### EXERCISE PROMPT
What lines of the data hold the string "annotation"? Pull each one out.

BEGIN PROVIDED RECORDS

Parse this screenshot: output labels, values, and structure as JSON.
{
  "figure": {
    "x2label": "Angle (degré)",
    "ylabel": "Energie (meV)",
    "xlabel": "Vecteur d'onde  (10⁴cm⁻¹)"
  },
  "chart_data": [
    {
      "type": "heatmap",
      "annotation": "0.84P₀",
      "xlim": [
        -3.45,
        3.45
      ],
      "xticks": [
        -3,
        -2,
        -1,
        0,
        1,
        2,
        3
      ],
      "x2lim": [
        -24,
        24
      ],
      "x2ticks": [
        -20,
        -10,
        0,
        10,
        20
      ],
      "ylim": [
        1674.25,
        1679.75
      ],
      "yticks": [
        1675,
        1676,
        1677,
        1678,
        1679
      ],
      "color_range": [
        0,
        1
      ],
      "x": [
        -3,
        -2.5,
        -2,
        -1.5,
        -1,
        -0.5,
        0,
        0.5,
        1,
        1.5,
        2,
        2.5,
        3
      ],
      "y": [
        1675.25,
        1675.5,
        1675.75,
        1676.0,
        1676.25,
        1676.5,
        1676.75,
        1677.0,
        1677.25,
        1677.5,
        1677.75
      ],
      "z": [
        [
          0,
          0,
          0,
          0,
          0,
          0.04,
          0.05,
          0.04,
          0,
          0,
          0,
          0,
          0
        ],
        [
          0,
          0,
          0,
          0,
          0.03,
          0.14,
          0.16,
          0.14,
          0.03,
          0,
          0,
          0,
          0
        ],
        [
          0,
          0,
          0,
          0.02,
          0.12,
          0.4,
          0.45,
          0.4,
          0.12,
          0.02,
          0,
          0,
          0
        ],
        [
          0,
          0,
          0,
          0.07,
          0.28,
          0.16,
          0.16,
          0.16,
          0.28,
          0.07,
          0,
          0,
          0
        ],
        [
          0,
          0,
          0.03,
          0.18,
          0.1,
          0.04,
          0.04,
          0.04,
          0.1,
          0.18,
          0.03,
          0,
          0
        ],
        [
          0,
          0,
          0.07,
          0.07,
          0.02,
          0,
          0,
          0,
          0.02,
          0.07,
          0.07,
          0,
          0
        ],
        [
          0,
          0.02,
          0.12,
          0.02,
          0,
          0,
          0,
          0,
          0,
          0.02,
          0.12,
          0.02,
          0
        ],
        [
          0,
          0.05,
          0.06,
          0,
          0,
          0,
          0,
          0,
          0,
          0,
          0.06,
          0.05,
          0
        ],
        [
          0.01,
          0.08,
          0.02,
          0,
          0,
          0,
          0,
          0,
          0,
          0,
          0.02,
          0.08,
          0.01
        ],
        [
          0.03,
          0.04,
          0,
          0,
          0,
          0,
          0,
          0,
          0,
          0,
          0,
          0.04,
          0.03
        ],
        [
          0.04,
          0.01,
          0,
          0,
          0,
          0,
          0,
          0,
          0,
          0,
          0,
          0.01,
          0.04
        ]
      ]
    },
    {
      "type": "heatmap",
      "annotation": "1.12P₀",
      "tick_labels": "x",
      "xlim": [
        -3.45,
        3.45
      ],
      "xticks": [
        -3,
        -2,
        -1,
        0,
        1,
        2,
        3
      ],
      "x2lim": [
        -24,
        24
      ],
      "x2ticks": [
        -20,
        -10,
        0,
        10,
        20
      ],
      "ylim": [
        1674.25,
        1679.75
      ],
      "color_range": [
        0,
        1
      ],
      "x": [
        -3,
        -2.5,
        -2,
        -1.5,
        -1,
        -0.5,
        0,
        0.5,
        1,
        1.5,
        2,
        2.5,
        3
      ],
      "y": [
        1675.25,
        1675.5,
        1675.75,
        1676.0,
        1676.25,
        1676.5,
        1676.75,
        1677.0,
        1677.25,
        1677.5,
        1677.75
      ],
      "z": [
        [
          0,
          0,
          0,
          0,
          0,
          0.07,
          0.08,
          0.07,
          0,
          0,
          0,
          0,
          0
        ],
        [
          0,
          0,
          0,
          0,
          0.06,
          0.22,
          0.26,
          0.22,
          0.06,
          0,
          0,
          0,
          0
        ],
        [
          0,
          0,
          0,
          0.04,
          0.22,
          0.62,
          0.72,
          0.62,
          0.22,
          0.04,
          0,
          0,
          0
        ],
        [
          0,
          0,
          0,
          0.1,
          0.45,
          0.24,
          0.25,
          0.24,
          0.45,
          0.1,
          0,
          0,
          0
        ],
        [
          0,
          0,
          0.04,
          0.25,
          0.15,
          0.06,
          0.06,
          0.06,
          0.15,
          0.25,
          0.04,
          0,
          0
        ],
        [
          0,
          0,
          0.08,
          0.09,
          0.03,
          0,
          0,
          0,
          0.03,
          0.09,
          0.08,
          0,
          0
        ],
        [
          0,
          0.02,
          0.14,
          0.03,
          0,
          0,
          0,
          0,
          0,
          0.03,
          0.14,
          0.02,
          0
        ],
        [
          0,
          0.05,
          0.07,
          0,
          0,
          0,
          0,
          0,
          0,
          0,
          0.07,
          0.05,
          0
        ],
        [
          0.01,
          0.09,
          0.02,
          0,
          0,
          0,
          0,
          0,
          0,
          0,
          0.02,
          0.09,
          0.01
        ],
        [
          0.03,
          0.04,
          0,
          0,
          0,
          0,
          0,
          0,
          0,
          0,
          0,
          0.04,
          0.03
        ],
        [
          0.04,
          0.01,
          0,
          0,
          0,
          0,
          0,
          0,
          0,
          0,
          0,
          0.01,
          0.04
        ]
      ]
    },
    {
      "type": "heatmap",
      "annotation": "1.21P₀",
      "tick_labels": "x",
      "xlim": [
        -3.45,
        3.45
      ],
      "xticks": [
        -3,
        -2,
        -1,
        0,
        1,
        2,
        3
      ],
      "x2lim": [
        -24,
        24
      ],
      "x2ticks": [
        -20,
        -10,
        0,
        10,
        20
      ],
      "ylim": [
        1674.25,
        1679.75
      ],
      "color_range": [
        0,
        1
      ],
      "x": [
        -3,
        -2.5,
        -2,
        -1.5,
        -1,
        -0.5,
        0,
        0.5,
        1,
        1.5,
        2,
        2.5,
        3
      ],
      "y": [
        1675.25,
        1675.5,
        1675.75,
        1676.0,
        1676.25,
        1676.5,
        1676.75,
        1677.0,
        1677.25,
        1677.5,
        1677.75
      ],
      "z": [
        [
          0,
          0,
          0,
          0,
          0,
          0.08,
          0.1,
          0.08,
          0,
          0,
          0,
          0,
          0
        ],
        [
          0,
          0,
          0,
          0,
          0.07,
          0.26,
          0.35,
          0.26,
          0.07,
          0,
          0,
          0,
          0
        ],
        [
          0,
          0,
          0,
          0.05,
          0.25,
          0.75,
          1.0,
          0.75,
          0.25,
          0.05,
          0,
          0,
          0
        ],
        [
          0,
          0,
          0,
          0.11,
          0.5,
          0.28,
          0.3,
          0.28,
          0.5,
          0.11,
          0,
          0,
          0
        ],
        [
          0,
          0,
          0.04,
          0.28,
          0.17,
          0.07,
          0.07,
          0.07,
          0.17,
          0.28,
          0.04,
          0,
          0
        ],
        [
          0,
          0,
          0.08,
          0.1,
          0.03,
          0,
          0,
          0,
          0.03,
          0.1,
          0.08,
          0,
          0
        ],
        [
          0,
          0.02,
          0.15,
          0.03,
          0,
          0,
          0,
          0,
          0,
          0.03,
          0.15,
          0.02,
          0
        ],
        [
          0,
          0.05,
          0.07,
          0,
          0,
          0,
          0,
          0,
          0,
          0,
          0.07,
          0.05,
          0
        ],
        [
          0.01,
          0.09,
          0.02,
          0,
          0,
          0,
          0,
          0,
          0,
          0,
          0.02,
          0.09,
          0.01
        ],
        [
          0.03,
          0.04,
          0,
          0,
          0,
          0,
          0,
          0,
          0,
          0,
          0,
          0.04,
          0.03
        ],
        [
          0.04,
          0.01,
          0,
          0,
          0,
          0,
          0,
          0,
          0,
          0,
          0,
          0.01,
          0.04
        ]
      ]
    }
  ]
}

END PROVIDED RECORDS

### TASK RESULT
      "annotation": "0.84P₀",
      "annotation": "1.12P₀",
      "annotation": "1.21P₀",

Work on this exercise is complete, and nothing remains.